§ **THE TASK**:
Each record below is to be retyped exactly, with its pictures omitted.

Data excerpts
● ● ●

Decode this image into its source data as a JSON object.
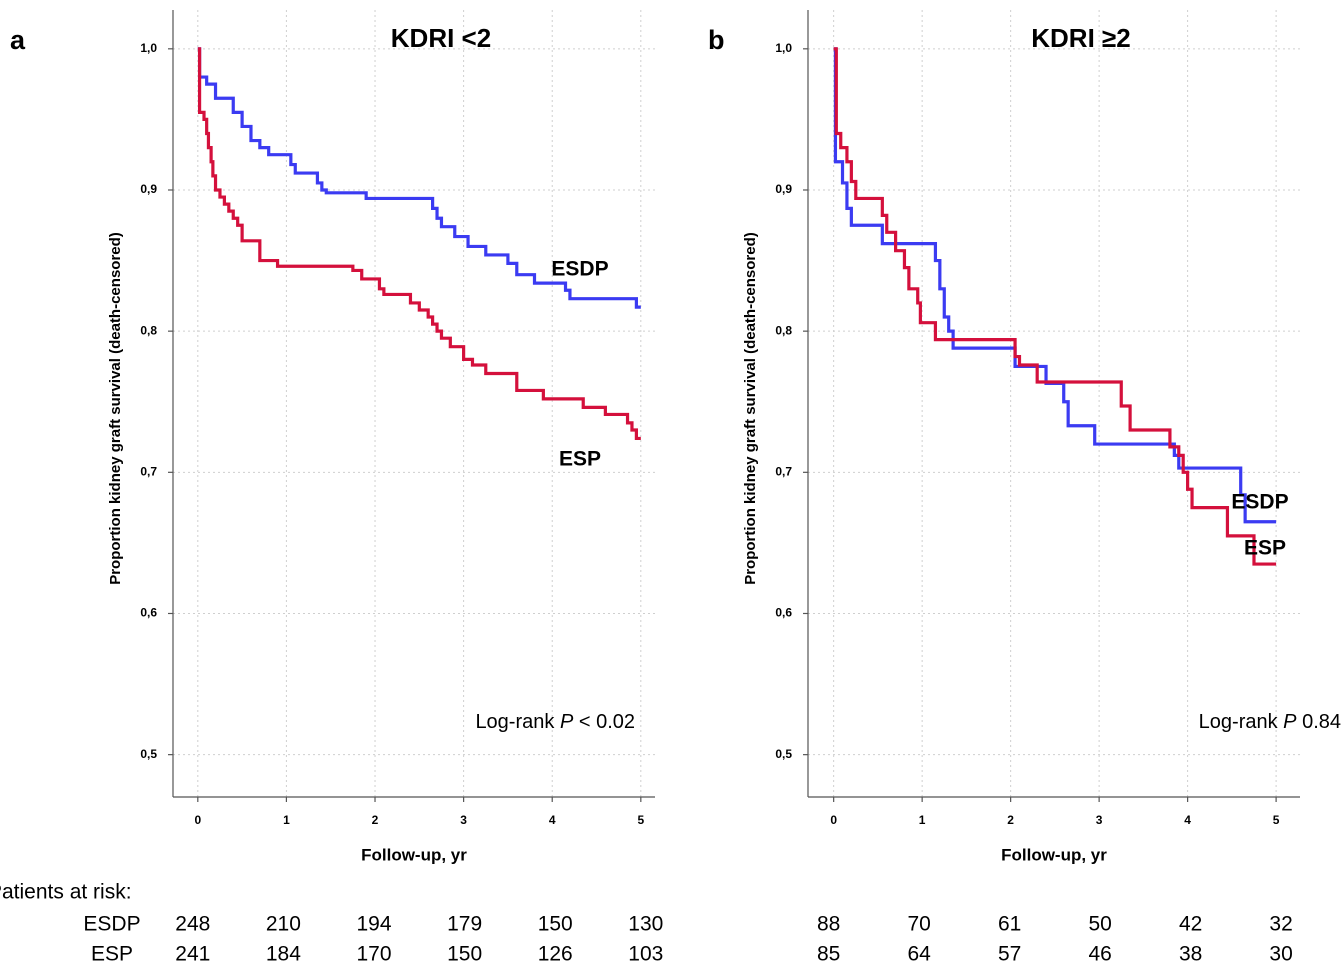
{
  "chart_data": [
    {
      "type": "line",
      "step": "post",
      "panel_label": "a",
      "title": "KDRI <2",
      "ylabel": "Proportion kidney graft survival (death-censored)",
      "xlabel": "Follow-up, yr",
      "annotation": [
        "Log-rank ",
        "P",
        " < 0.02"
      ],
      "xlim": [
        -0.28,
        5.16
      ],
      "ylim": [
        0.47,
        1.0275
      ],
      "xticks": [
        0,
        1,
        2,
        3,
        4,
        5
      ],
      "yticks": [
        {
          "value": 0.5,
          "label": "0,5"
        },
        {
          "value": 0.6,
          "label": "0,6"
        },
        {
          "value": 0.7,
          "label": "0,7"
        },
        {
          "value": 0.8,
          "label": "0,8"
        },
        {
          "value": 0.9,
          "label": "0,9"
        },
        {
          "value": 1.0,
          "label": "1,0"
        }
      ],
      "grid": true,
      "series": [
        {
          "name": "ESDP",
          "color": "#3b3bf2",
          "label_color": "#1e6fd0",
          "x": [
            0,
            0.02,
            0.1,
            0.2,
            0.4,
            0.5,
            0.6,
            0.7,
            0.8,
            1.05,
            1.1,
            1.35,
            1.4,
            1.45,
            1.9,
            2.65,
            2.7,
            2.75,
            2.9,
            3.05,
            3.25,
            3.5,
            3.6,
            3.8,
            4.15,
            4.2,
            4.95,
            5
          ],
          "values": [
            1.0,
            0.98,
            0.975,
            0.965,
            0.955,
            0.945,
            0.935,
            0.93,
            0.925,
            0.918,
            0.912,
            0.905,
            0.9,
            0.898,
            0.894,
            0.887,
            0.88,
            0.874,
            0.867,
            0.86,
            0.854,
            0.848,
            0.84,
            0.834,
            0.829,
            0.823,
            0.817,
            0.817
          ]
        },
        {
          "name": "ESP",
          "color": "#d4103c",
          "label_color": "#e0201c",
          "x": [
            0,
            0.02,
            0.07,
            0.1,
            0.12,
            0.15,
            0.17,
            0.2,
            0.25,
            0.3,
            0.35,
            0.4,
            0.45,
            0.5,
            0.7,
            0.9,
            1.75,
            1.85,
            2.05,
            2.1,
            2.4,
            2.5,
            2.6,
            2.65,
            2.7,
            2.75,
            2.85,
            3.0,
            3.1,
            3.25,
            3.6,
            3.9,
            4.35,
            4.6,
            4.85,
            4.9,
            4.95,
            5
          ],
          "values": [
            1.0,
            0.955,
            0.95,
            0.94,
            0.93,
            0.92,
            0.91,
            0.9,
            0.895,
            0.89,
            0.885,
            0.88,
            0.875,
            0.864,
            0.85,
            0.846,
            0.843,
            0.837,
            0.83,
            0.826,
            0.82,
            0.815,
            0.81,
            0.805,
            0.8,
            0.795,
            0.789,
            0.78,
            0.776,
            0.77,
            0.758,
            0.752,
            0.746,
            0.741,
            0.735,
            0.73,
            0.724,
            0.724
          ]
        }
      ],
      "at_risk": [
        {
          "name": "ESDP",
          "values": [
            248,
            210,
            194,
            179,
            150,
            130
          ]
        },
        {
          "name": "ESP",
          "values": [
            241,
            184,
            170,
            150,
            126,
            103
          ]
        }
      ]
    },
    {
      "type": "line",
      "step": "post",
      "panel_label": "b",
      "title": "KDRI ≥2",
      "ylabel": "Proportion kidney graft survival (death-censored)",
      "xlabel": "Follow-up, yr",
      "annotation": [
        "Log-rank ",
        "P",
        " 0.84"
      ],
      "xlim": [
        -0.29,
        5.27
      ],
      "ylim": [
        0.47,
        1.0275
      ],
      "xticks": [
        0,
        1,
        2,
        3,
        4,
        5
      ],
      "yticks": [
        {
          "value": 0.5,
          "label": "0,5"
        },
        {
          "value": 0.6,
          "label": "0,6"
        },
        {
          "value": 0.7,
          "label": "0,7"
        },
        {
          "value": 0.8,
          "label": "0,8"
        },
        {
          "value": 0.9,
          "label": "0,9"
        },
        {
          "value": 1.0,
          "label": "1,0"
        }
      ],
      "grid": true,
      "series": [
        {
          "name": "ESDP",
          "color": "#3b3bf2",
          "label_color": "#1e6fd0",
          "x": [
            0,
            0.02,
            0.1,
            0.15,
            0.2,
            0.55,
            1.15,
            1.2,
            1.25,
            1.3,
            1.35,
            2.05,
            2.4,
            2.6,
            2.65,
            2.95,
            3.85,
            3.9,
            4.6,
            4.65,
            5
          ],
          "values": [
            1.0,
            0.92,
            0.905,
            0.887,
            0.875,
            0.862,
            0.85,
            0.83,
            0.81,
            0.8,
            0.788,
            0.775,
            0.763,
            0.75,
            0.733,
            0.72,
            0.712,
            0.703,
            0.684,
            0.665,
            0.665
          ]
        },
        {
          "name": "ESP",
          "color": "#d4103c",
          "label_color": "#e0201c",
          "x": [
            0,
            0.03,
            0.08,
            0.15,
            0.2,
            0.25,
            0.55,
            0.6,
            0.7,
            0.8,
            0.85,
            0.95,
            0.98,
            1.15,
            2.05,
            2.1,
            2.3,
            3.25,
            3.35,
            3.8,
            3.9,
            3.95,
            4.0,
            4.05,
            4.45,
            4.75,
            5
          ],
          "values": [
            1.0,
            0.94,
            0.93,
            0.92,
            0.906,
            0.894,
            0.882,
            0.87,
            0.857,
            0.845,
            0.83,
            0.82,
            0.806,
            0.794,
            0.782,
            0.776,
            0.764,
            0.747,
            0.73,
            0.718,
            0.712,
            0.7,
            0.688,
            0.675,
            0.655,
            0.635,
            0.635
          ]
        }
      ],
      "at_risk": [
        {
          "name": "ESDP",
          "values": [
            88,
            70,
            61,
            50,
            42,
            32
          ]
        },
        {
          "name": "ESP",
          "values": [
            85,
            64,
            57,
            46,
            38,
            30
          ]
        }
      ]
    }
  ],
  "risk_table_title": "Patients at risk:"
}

● ● ●

§ **YOUR SOLUTION**:
Decode this image into its source data as a JSON object.
{
  "chart_data": [
    {
      "type": "line",
      "step": "post",
      "panel_label": "a",
      "title": "KDRI <2",
      "ylabel": "Proportion kidney graft survival (death-censored)",
      "xlabel": "Follow-up, yr",
      "annotation": [
        "Log-rank ",
        "P",
        " < 0.02"
      ],
      "xlim": [
        -0.28,
        5.16
      ],
      "ylim": [
        0.47,
        1.0275
      ],
      "xticks": [
        0,
        1,
        2,
        3,
        4,
        5
      ],
      "yticks": [
        {
          "value": 0.5,
          "label": "0,5"
        },
        {
          "value": 0.6,
          "label": "0,6"
        },
        {
          "value": 0.7,
          "label": "0,7"
        },
        {
          "value": 0.8,
          "label": "0,8"
        },
        {
          "value": 0.9,
          "label": "0,9"
        },
        {
          "value": 1.0,
          "label": "1,0"
        }
      ],
      "grid": true,
      "series": [
        {
          "name": "ESDP",
          "color": "#3b3bf2",
          "label_color": "#1e6fd0",
          "x": [
            0,
            0.02,
            0.1,
            0.2,
            0.4,
            0.5,
            0.6,
            0.7,
            0.8,
            1.05,
            1.1,
            1.35,
            1.4,
            1.45,
            1.9,
            2.65,
            2.7,
            2.75,
            2.9,
            3.05,
            3.25,
            3.5,
            3.6,
            3.8,
            4.15,
            4.2,
            4.95,
            5
          ],
          "values": [
            1.0,
            0.98,
            0.975,
            0.965,
            0.955,
            0.945,
            0.935,
            0.93,
            0.925,
            0.918,
            0.912,
            0.905,
            0.9,
            0.898,
            0.894,
            0.887,
            0.88,
            0.874,
            0.867,
            0.86,
            0.854,
            0.848,
            0.84,
            0.834,
            0.829,
            0.823,
            0.817,
            0.817
          ]
        },
        {
          "name": "ESP",
          "color": "#d4103c",
          "label_color": "#e0201c",
          "x": [
            0,
            0.02,
            0.07,
            0.1,
            0.12,
            0.15,
            0.17,
            0.2,
            0.25,
            0.3,
            0.35,
            0.4,
            0.45,
            0.5,
            0.7,
            0.9,
            1.75,
            1.85,
            2.05,
            2.1,
            2.4,
            2.5,
            2.6,
            2.65,
            2.7,
            2.75,
            2.85,
            3.0,
            3.1,
            3.25,
            3.6,
            3.9,
            4.35,
            4.6,
            4.85,
            4.9,
            4.95,
            5
          ],
          "values": [
            1.0,
            0.955,
            0.95,
            0.94,
            0.93,
            0.92,
            0.91,
            0.9,
            0.895,
            0.89,
            0.885,
            0.88,
            0.875,
            0.864,
            0.85,
            0.846,
            0.843,
            0.837,
            0.83,
            0.826,
            0.82,
            0.815,
            0.81,
            0.805,
            0.8,
            0.795,
            0.789,
            0.78,
            0.776,
            0.77,
            0.758,
            0.752,
            0.746,
            0.741,
            0.735,
            0.73,
            0.724,
            0.724
          ]
        }
      ],
      "at_risk": [
        {
          "name": "ESDP",
          "values": [
            248,
            210,
            194,
            179,
            150,
            130
          ]
        },
        {
          "name": "ESP",
          "values": [
            241,
            184,
            170,
            150,
            126,
            103
          ]
        }
      ]
    },
    {
      "type": "line",
      "step": "post",
      "panel_label": "b",
      "title": "KDRI ≥2",
      "ylabel": "Proportion kidney graft survival (death-censored)",
      "xlabel": "Follow-up, yr",
      "annotation": [
        "Log-rank ",
        "P",
        " 0.84"
      ],
      "xlim": [
        -0.29,
        5.27
      ],
      "ylim": [
        0.47,
        1.0275
      ],
      "xticks": [
        0,
        1,
        2,
        3,
        4,
        5
      ],
      "yticks": [
        {
          "value": 0.5,
          "label": "0,5"
        },
        {
          "value": 0.6,
          "label": "0,6"
        },
        {
          "value": 0.7,
          "label": "0,7"
        },
        {
          "value": 0.8,
          "label": "0,8"
        },
        {
          "value": 0.9,
          "label": "0,9"
        },
        {
          "value": 1.0,
          "label": "1,0"
        }
      ],
      "grid": true,
      "series": [
        {
          "name": "ESDP",
          "color": "#3b3bf2",
          "label_color": "#1e6fd0",
          "x": [
            0,
            0.02,
            0.1,
            0.15,
            0.2,
            0.55,
            1.15,
            1.2,
            1.25,
            1.3,
            1.35,
            2.05,
            2.4,
            2.6,
            2.65,
            2.95,
            3.85,
            3.9,
            4.6,
            4.65,
            5
          ],
          "values": [
            1.0,
            0.92,
            0.905,
            0.887,
            0.875,
            0.862,
            0.85,
            0.83,
            0.81,
            0.8,
            0.788,
            0.775,
            0.763,
            0.75,
            0.733,
            0.72,
            0.712,
            0.703,
            0.684,
            0.665,
            0.665
          ]
        },
        {
          "name": "ESP",
          "color": "#d4103c",
          "label_color": "#e0201c",
          "x": [
            0,
            0.03,
            0.08,
            0.15,
            0.2,
            0.25,
            0.55,
            0.6,
            0.7,
            0.8,
            0.85,
            0.95,
            0.98,
            1.15,
            2.05,
            2.1,
            2.3,
            3.25,
            3.35,
            3.8,
            3.9,
            3.95,
            4.0,
            4.05,
            4.45,
            4.75,
            5
          ],
          "values": [
            1.0,
            0.94,
            0.93,
            0.92,
            0.906,
            0.894,
            0.882,
            0.87,
            0.857,
            0.845,
            0.83,
            0.82,
            0.806,
            0.794,
            0.782,
            0.776,
            0.764,
            0.747,
            0.73,
            0.718,
            0.712,
            0.7,
            0.688,
            0.675,
            0.655,
            0.635,
            0.635
          ]
        }
      ],
      "at_risk": [
        {
          "name": "ESDP",
          "values": [
            88,
            70,
            61,
            50,
            42,
            32
          ]
        },
        {
          "name": "ESP",
          "values": [
            85,
            64,
            57,
            46,
            38,
            30
          ]
        }
      ]
    }
  ],
  "risk_table_title": "Patients at risk:"
}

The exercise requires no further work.